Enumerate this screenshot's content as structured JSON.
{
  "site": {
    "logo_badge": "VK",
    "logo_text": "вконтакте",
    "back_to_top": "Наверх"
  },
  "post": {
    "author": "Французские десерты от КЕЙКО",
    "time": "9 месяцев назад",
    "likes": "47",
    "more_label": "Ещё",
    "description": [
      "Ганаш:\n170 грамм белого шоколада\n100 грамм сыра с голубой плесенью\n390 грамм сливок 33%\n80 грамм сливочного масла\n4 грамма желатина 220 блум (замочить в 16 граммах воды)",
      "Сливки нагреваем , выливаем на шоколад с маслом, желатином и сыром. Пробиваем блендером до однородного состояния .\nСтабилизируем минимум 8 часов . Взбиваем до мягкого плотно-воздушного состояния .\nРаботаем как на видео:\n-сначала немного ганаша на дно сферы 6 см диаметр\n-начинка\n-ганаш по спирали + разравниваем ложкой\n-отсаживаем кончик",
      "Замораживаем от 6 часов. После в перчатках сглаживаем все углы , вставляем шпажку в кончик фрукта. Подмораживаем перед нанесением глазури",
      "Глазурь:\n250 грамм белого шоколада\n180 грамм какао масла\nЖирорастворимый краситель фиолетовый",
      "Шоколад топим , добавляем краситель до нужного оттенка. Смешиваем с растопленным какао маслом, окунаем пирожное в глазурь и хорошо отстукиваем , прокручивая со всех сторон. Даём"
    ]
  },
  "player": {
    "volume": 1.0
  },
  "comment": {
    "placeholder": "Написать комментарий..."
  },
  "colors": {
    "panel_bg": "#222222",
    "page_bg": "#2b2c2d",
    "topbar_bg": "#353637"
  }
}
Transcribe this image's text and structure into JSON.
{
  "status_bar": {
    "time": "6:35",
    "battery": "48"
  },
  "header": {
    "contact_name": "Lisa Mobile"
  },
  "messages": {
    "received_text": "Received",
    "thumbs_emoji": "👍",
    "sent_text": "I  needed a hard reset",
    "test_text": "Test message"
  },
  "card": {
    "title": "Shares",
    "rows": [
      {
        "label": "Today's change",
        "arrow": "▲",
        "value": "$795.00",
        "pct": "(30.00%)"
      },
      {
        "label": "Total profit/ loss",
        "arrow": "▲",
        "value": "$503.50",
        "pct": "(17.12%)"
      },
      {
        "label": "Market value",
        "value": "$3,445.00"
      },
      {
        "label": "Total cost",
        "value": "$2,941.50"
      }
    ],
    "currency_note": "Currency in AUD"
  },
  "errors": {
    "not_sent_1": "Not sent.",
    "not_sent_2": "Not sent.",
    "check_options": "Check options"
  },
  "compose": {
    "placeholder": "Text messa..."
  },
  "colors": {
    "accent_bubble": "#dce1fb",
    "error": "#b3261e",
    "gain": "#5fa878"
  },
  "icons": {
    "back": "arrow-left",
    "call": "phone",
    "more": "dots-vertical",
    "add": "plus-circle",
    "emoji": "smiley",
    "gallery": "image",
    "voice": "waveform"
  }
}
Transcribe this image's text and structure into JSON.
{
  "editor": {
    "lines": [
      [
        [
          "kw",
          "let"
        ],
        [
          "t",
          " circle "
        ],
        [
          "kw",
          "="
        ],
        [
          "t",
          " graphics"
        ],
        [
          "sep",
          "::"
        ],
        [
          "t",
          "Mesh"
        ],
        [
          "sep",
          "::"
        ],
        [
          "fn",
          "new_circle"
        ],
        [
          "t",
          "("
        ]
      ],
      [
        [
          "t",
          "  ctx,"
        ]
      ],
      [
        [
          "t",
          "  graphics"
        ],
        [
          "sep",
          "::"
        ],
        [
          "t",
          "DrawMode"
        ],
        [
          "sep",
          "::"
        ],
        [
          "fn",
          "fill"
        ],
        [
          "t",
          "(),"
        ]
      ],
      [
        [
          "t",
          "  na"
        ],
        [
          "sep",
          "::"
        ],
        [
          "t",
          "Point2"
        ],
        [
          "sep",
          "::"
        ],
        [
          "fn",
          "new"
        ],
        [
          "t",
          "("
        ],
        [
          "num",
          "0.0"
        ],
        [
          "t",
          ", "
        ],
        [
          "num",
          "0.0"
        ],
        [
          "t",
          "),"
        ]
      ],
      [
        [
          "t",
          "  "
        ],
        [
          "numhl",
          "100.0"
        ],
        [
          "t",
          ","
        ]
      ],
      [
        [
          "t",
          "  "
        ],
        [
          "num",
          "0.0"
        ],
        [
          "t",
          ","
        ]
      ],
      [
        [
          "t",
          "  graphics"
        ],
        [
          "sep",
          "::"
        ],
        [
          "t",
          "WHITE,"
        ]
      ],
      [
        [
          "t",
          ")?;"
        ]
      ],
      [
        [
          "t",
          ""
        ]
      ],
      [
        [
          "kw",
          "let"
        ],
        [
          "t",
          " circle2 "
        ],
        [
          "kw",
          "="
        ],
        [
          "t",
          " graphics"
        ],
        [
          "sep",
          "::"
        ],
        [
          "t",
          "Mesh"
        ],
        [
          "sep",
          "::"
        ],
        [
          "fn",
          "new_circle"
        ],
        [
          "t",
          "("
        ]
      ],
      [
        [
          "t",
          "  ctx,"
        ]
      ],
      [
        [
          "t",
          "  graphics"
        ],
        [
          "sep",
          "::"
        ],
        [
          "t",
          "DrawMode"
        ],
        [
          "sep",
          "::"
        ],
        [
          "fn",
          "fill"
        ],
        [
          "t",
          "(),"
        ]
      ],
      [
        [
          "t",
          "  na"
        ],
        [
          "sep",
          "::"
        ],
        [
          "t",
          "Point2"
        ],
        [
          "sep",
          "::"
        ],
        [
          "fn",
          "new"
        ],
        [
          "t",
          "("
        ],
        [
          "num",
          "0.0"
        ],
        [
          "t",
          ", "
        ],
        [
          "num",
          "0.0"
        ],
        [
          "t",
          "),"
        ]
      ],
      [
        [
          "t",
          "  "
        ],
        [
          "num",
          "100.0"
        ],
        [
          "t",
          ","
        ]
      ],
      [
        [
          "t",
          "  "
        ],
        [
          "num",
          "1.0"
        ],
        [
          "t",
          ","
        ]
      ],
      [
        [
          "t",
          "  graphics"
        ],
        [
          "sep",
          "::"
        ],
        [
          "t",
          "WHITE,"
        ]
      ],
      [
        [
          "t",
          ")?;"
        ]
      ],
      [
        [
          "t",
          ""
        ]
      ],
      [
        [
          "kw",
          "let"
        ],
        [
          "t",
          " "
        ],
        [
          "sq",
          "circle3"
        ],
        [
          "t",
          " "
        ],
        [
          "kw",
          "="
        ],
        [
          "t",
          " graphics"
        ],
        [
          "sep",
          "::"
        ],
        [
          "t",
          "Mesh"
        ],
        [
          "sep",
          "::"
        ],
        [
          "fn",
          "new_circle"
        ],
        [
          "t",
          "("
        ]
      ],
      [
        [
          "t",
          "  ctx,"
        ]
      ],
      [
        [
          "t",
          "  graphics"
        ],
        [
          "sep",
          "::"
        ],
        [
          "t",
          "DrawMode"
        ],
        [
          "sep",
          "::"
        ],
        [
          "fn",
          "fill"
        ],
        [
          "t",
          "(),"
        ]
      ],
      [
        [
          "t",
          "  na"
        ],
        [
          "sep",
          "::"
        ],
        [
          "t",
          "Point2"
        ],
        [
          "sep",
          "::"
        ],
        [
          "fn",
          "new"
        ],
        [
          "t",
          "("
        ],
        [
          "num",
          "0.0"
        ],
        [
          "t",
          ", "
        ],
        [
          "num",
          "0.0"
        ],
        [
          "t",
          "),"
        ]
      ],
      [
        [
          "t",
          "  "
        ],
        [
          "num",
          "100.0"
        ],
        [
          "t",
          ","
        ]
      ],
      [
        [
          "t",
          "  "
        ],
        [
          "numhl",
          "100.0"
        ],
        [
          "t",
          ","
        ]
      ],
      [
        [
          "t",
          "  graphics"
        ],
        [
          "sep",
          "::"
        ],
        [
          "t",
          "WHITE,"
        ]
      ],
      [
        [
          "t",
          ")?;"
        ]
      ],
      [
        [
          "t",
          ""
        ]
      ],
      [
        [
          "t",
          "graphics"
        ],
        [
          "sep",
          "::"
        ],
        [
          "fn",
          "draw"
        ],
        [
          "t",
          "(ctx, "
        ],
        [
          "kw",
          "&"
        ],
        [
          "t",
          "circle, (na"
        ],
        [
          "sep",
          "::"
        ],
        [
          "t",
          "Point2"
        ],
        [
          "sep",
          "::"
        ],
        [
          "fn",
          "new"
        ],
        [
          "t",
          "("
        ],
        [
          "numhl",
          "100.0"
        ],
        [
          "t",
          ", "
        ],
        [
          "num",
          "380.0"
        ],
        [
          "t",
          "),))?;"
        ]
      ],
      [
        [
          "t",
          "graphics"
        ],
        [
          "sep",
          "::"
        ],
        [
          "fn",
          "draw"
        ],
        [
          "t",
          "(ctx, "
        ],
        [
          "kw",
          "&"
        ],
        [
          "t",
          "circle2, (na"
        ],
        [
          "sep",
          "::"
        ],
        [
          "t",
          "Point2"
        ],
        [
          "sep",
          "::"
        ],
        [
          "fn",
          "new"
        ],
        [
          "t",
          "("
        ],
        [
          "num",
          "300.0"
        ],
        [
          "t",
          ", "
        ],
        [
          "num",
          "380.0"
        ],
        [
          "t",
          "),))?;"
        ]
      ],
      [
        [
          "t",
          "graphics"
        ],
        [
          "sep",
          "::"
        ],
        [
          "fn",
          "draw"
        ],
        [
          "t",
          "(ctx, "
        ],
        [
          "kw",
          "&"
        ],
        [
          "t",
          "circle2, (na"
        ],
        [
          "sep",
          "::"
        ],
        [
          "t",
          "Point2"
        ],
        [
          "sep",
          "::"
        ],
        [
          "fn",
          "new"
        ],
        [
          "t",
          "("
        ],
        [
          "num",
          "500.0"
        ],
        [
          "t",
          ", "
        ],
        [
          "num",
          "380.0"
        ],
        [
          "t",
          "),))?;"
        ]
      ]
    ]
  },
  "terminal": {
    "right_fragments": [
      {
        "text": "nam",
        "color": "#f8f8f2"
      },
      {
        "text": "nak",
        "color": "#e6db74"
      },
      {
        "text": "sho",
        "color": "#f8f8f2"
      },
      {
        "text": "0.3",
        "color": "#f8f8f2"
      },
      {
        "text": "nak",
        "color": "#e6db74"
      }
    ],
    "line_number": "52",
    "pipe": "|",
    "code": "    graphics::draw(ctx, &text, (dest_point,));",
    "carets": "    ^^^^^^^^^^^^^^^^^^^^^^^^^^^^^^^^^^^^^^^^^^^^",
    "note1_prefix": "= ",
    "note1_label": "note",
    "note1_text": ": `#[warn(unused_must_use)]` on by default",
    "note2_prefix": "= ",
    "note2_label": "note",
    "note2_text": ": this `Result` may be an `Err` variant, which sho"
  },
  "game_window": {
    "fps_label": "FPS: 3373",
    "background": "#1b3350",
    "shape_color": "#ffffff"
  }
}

## What to produce
Work out how many lines in the records above contain the word "грамм", and reply with that number alone.

## Response to this task
2